Data records
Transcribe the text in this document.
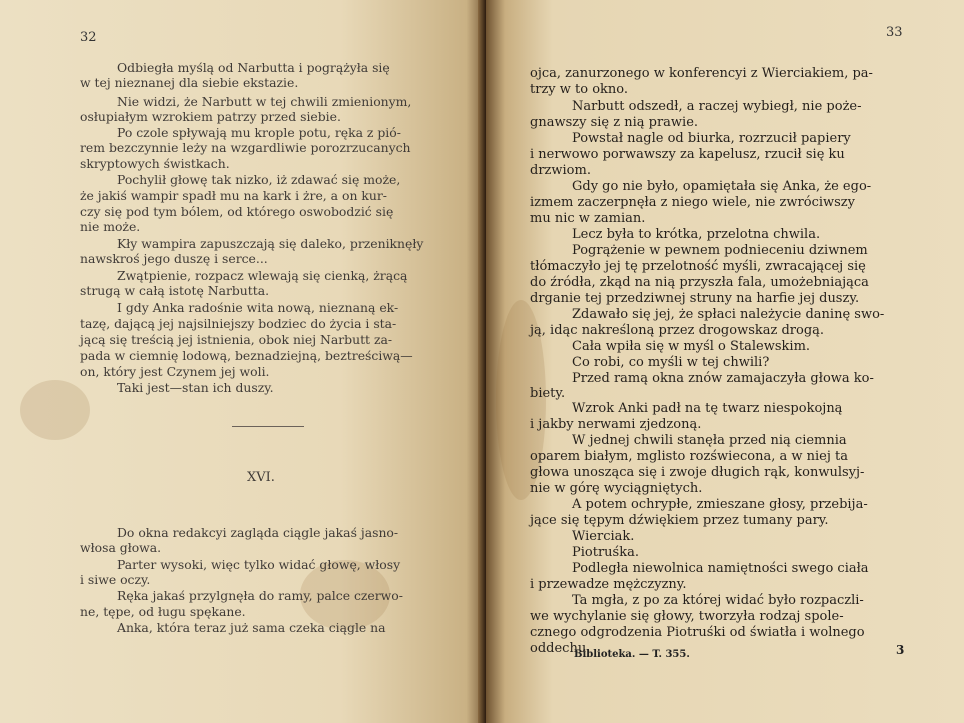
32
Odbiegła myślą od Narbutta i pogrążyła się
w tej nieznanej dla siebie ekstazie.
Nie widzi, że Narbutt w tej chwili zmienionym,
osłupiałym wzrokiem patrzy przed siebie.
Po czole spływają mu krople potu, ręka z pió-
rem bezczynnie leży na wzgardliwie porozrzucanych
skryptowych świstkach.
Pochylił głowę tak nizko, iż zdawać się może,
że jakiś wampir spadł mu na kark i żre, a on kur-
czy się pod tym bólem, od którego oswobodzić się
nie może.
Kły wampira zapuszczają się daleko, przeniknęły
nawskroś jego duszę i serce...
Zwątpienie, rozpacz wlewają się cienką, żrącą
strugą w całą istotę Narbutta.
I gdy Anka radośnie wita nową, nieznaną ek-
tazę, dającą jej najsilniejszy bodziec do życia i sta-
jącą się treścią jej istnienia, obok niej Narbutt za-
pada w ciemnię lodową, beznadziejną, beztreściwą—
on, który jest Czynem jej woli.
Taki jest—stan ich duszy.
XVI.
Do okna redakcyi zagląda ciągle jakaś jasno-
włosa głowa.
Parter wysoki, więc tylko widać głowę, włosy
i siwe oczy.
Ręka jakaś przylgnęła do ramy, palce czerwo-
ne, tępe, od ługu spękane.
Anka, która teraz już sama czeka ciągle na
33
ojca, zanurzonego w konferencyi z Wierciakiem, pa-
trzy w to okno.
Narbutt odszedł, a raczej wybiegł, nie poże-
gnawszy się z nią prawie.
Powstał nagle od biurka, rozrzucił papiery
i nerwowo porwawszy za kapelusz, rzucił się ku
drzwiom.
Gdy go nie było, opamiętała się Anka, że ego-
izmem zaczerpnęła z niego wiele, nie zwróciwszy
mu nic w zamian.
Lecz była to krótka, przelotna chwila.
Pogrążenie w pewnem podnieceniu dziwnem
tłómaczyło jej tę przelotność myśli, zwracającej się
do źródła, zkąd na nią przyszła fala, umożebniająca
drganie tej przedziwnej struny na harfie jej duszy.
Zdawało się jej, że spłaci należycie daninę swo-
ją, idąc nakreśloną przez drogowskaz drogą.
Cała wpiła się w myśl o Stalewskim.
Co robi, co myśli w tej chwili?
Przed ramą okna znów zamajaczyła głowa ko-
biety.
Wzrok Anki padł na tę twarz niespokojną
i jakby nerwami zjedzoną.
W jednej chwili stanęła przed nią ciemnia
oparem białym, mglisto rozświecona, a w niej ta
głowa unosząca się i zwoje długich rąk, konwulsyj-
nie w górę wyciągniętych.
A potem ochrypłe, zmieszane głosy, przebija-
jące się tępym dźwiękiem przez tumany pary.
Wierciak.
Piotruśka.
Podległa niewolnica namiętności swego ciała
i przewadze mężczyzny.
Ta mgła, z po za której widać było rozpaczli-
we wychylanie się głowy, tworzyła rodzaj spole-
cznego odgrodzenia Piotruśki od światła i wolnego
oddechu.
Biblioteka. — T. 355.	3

• Aim of the exercise
Repeat the material above in full and exactly, apart from the pictures.

• Task response
Transcribe the text in this document.
32
Odbiegła myślą od Narbutta i pogrążyła się
w tej nieznanej dla siebie ekstazie.
Nie widzi, że Narbutt w tej chwili zmienionym,
osłupiałym wzrokiem patrzy przed siebie.
Po czole spływają mu krople potu, ręka z pió-
rem bezczynnie leży na wzgardliwie porozrzucanych
skryptowych świstkach.
Pochylił głowę tak nizko, iż zdawać się może,
że jakiś wampir spadł mu na kark i żre, a on kur-
czy się pod tym bólem, od którego oswobodzić się
nie może.
Kły wampira zapuszczają się daleko, przeniknęły
nawskroś jego duszę i serce...
Zwątpienie, rozpacz wlewają się cienką, żrącą
strugą w całą istotę Narbutta.
I gdy Anka radośnie wita nową, nieznaną ek-
tazę, dającą jej najsilniejszy bodziec do życia i sta-
jącą się treścią jej istnienia, obok niej Narbutt za-
pada w ciemnię lodową, beznadziejną, beztreściwą—
on, który jest Czynem jej woli.
Taki jest—stan ich duszy.
XVI.
Do okna redakcyi zagląda ciągle jakaś jasno-
włosa głowa.
Parter wysoki, więc tylko widać głowę, włosy
i siwe oczy.
Ręka jakaś przylgnęła do ramy, palce czerwo-
ne, tępe, od ługu spękane.
Anka, która teraz już sama czeka ciągle na
33
ojca, zanurzonego w konferencyi z Wierciakiem, pa-
trzy w to okno.
Narbutt odszedł, a raczej wybiegł, nie poże-
gnawszy się z nią prawie.
Powstał nagle od biurka, rozrzucił papiery
i nerwowo porwawszy za kapelusz, rzucił się ku
drzwiom.
Gdy go nie było, opamiętała się Anka, że ego-
izmem zaczerpnęła z niego wiele, nie zwróciwszy
mu nic w zamian.
Lecz była to krótka, przelotna chwila.
Pogrążenie w pewnem podnieceniu dziwnem
tłómaczyło jej tę przelotność myśli, zwracającej się
do źródła, zkąd na nią przyszła fala, umożebniająca
drganie tej przedziwnej struny na harfie jej duszy.
Zdawało się jej, że spłaci należycie daninę swo-
ją, idąc nakreśloną przez drogowskaz drogą.
Cała wpiła się w myśl o Stalewskim.
Co robi, co myśli w tej chwili?
Przed ramą okna znów zamajaczyła głowa ko-
biety.
Wzrok Anki padł na tę twarz niespokojną
i jakby nerwami zjedzoną.
W jednej chwili stanęła przed nią ciemnia
oparem białym, mglisto rozświecona, a w niej ta
głowa unosząca się i zwoje długich rąk, konwulsyj-
nie w górę wyciągniętych.
A potem ochrypłe, zmieszane głosy, przebija-
jące się tępym dźwiękiem przez tumany pary.
Wierciak.
Piotruśka.
Podległa niewolnica namiętności swego ciała
i przewadze mężczyzny.
Ta mgła, z po za której widać było rozpaczli-
we wychylanie się głowy, tworzyła rodzaj spole-
cznego odgrodzenia Piotruśki od światła i wolnego
oddechu.
Biblioteka. — T. 355.	3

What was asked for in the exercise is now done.